Task set
• a. On the Factor-Augmented Clustering Tree package page, what is the default minimum number of observations allowed in any terminal node?
• b. Carry on the Factor-Augmented Clustering Tree package page from the point where it ends.

Supplied passage
Repository Mirror for your Cloud Server and Webhosting

Type:

Package

Title:

Factor-Augmented Clustering Tree

Date:

2025-11-10

Version:

0.1.0

Description:

Implements the Factor-Augmented Clustering Tree (FACT) algorithm for clustering time series data. The method constructs a classification tree where splits are determined by covariates, and the splitting criterion is based on a group factor model representation of the time series within each node. Both threshold-based and permutation-based tests are supported for splitting decisions, with an option for parallel computation. For methodological details, see Hu, Li, Luo, and Wang (2025, in preparation), Factor-Augmented Clustering Tree for Time Series.

License:

MIT + file LICENSE

Encoding:

UTF-8

Depends:

R (≥ 3.5.0)

RoxygenNote:

7.3.3

Imports:

irlba, foreach, doParallel, parallel, doRNG, mvtnorm

Suggests:

knitr, rmarkdown, testthat (≥ 3.0.0)

NeedsCompilation:

Packaged:

2025-12-05 03:53:21 UTC; hujiaqi

Author:

Jiaqi Hu [cre, aut], Ting Li [ctb] (Assisted with methodology), Zidan Luo [ctb] (Assisted with methodology), Xueqin Wang [ctb] (Assisted with methodology)

Maintainer:

Jiaqi Hu <hujiaqi@mail.ustc.edu.cn>

Repository:

CRAN

Date/Publication:

2025-12-10 21:30:12 UTC

Correlation-Based Clustering Tree

Description

Builds a binary tree for clustering time series data based on covariates. The splitting criterion minimizes the average absolute Pearson correlation between time series across child nodes.

Usage

COR(X, Y, control = list())

Arguments

X

A numeric matrix of covariates with dimension N \times p, where N is the number of time series and p is the number of features. Each row corresponds to the covariates for one time series.

Y

A numeric matrix of time series data with dimension T \times N, where T is the length of each series. Each column represents one time series.

control

A list of control parameters for tree construction:

minsplit: Minimum number of observations required to attempt a split. Default: 90.
minbucket: Minimum number of observations in any terminal node. Default: 30.
alpha: Significance level for the permutation test. Default: 0.01.
R: Number of permutations for the hypothesis test. Default: 199.
parallel: Logical; if TRUE, enables parallel computation for permutation tests. Default: FALSE.
n_cores: Number of cores for parallel processing. If NULL (default), uses detectCores() - 1.

Dataset records

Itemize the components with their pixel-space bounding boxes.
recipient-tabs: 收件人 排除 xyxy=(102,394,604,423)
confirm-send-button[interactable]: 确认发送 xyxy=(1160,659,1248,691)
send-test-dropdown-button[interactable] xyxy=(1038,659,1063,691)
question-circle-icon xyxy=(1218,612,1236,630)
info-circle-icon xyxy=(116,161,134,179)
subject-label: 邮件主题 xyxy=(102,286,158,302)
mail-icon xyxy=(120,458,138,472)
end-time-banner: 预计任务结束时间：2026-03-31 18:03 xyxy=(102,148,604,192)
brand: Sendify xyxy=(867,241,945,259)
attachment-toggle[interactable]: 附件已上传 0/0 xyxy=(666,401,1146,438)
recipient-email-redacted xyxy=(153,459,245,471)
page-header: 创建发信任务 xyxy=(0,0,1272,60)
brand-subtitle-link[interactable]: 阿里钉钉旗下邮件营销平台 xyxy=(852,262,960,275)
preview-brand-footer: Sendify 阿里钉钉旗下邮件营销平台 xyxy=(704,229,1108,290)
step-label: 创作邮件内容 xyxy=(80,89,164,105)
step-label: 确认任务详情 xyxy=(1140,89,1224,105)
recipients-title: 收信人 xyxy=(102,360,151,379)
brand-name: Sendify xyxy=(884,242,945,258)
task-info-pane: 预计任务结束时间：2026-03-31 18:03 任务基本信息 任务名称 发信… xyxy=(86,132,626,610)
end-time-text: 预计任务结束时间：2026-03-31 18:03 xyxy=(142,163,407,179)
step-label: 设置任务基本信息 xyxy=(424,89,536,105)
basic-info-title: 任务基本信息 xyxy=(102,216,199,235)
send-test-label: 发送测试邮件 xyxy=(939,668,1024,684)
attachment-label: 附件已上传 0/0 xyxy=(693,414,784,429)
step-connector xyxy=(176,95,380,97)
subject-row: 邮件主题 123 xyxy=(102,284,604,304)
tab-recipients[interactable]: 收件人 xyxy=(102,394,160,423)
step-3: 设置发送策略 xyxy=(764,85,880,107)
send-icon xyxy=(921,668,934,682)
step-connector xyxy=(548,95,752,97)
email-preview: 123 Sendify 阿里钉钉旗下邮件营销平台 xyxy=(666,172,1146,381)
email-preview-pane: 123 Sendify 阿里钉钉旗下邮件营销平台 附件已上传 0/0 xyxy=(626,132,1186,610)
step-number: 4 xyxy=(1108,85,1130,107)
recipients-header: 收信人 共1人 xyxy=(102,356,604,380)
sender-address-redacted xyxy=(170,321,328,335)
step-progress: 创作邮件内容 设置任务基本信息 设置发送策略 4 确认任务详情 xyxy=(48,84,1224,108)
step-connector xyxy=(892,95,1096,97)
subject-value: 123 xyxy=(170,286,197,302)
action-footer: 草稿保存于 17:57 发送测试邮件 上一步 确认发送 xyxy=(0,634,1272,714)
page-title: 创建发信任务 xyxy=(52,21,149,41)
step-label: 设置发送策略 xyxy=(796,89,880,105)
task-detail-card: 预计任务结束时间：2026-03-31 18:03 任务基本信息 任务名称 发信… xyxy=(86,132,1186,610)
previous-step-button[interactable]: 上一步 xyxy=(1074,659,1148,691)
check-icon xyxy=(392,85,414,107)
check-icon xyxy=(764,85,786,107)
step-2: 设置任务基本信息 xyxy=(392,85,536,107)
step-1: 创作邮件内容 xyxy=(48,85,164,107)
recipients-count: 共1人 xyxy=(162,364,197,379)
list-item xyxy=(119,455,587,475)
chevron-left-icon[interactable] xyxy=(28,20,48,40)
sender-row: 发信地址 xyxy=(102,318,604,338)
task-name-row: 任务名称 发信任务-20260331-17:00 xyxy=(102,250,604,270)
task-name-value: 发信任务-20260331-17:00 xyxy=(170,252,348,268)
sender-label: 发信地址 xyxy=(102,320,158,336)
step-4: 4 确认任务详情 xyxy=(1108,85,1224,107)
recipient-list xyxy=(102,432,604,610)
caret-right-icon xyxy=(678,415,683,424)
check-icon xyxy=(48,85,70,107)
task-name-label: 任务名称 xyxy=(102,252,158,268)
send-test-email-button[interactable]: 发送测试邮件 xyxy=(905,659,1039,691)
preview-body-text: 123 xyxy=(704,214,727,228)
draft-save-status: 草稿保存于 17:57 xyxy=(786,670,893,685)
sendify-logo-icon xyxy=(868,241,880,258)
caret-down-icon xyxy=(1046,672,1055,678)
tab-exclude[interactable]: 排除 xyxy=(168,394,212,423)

Answers
• a. 30

• b.
Details

The algorithm recursively partitions the data by finding splits that minimize the average absolute correlation between time series in different child nodes. Statistical significance of each split is assessed via a permutation test.

At each node, the optimal split is found by exhaustively searching over all covariates and candidate split points. The permutation test shuffles the time series labels to generate a null distribution for the test statistic.

Value

An object of class "FACT" containing:

frame: A data frame describing the tree structure, with one row per node containing split variable, split value, test statistic, and p-value. A smaller test statistic suggests more heterogeneity between child nodes.
membership: An integer vector of length N indicating the terminal node assignment for each observation.
control: The control parameters used.
terms: Metadata including covariate names and data dimensions.

Examples

# Generate synthetic data
data <- gendata(seed = 42, T = 100, N = c(50, 50, 50, 50))

# Build correlation-based tree
result <- COR(data$X, data$Y, control = list(R = 99, alpha = 0.05))

# Examine results
print(result)
plot(result)
table(result$membership, data$group)

Factor-Augmented Clustering Tree

Description

Builds a binary tree for clustering time series data based on covariates, using a group factor model framework. The splitting criterion evaluates whether child nodes exhibit distinct factor structures.

Usage

FACT(
  X,
  Y,
  r_a = 8,
  r_b = 4,
  method = c("threshold", "permutation"),
  control = list()
)

Arguments

X

A numeric matrix of covariates with dimension N \times p, where N is the number of time series and p is the number of features. Each row corresponds to the covariates for one time series.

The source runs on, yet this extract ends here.